## BEGIN Text provided
Henry Edward (Harry) Price was born in Zemita, Chile in 1869, the second son out of seven children of Henry Ferrier Price and Florence Stoker Rogerson.
As with all his brothers and sisters, he was baptized in the Roman Catholic Church and had Roman Catholics stand proxy for their godparents. Little else is known about their childhood in Chile. At the age of eleven in 1880, he and his older brother William were sent from Chile to Wolfesfield in Sillery, Quebec to live with their uncles and aunts so they could be educated to take over the company, as none of the three Price Brothers and their sisters then living at Wolfesfield was married or had children. At the time the two boys arrived in Canada, they only spoke Spanish. As the aunts and uncles forbade them to speak Spanish to one another, they learned English in a hurry. From the stories Henry told his children, they were quite lonely.
Henry attended Trinity College School, Port Hope from 1884 to 1888. After leaving TCS, he lived with his parents (who by then had moved to Canada from Chile) while attending Osgoode Hall Law School from which he graduated. Afterwards, he articled at the firm of Blake, Lash and Cassels, in Toronto. During the mid to late 1890s, he moved to Quebec City to become corporate legal counsel for Price Brothers and following the death of their uncle Evan John in 1899, his brother William became President of Price Brothers.
Helen Muriel Gilmour was born in Quebec City in 1879 as the first child of John David Gilmour and Helen Shamberg Fraser. She was usually known as Mimi or Muriel and had two brothers Kenneth and Dudley born in 1881 and 1882 respectively.
## END Text provided
* _Your instructions_
From the Henry Edward Price biography, extract the passage between "Helen Muriel Gilmour" and "and 1882 respectively.", inclusive.
## BEGIN Extracted data
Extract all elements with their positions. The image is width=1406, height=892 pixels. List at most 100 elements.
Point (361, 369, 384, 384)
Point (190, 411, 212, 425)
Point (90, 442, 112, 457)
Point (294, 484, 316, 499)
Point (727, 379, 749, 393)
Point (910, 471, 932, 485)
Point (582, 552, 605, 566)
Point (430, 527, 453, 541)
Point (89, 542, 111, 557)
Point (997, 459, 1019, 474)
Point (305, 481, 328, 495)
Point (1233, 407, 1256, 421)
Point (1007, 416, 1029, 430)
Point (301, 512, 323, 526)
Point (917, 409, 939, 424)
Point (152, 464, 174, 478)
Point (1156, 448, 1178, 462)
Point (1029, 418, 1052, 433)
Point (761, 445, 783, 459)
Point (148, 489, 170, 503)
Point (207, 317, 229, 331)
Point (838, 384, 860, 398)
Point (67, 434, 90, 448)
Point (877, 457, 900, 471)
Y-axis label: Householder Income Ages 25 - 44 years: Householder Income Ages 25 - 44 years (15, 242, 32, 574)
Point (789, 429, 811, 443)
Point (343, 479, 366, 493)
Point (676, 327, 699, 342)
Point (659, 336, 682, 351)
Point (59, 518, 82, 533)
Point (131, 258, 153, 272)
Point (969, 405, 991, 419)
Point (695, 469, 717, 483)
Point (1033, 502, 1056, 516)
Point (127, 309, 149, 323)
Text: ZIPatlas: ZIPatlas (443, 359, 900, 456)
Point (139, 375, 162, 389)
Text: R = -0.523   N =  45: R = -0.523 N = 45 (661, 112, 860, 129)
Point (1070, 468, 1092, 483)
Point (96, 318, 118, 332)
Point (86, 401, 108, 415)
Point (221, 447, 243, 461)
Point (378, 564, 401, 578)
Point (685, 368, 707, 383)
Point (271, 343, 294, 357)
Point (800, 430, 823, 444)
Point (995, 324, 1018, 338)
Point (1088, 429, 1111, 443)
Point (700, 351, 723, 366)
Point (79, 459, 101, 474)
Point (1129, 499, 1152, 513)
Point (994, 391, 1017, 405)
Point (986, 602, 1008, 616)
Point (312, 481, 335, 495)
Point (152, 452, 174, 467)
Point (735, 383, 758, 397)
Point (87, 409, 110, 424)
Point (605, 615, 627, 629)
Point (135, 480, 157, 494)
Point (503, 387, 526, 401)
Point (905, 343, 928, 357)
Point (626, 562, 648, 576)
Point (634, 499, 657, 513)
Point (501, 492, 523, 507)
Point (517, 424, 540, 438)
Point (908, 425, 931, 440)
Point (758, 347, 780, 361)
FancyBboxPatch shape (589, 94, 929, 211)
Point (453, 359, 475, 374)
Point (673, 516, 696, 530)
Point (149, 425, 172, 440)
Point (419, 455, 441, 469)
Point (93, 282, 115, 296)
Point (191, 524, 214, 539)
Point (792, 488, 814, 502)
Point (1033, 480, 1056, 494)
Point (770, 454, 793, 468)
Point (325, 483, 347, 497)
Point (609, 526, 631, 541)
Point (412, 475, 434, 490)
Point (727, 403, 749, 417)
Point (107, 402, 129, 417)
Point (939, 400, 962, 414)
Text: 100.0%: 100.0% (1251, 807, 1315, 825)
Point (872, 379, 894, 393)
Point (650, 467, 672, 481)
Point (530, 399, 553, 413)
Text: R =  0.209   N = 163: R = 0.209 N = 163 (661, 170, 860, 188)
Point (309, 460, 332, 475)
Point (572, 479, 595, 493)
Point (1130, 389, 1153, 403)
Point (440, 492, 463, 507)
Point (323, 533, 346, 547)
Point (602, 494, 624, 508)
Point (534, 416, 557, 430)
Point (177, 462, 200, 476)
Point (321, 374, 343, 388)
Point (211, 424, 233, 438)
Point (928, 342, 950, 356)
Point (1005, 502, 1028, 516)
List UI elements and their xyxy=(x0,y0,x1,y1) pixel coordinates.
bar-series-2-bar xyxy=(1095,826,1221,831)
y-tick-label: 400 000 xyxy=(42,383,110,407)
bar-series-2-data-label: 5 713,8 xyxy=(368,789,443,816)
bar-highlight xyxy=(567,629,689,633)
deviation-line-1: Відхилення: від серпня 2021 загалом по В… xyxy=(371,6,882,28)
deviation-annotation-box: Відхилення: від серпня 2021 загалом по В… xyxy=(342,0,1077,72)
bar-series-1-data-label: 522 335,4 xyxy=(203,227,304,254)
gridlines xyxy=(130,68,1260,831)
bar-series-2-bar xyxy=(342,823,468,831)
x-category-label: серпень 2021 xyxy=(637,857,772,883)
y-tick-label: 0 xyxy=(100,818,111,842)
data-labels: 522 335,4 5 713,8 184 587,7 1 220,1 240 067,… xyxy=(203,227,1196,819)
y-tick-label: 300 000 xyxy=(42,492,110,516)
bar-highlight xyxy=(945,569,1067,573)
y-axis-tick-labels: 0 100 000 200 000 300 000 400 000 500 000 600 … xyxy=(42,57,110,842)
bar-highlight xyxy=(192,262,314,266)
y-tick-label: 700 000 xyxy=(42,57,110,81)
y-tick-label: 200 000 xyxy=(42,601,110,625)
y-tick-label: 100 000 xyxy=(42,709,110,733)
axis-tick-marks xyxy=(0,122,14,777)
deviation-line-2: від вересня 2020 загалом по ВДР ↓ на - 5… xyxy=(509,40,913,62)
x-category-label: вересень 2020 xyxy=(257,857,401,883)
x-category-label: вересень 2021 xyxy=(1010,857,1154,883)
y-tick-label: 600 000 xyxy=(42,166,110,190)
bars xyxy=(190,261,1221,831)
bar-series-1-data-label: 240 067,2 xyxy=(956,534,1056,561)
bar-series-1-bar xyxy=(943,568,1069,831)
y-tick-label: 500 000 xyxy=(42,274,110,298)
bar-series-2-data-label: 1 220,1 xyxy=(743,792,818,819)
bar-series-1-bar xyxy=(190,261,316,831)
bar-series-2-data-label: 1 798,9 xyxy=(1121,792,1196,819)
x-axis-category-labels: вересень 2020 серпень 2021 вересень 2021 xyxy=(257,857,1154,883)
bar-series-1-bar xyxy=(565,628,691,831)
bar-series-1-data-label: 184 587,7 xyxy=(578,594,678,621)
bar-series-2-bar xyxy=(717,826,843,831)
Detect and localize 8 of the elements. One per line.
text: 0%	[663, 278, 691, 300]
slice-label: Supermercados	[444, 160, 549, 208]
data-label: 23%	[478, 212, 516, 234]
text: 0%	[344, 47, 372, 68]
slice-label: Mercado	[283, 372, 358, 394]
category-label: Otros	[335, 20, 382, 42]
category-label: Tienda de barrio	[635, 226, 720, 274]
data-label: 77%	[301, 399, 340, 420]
## END Extracted data
* _Solved problem_
Helen Muriel Gilmour was born in Quebec City in 1879 as the first child of John David Gilmour and Helen Shamberg Fraser. She was usually known as Mimi or Muriel and had two brothers Kenneth and Dudley born in 1881 and 1882 respectively.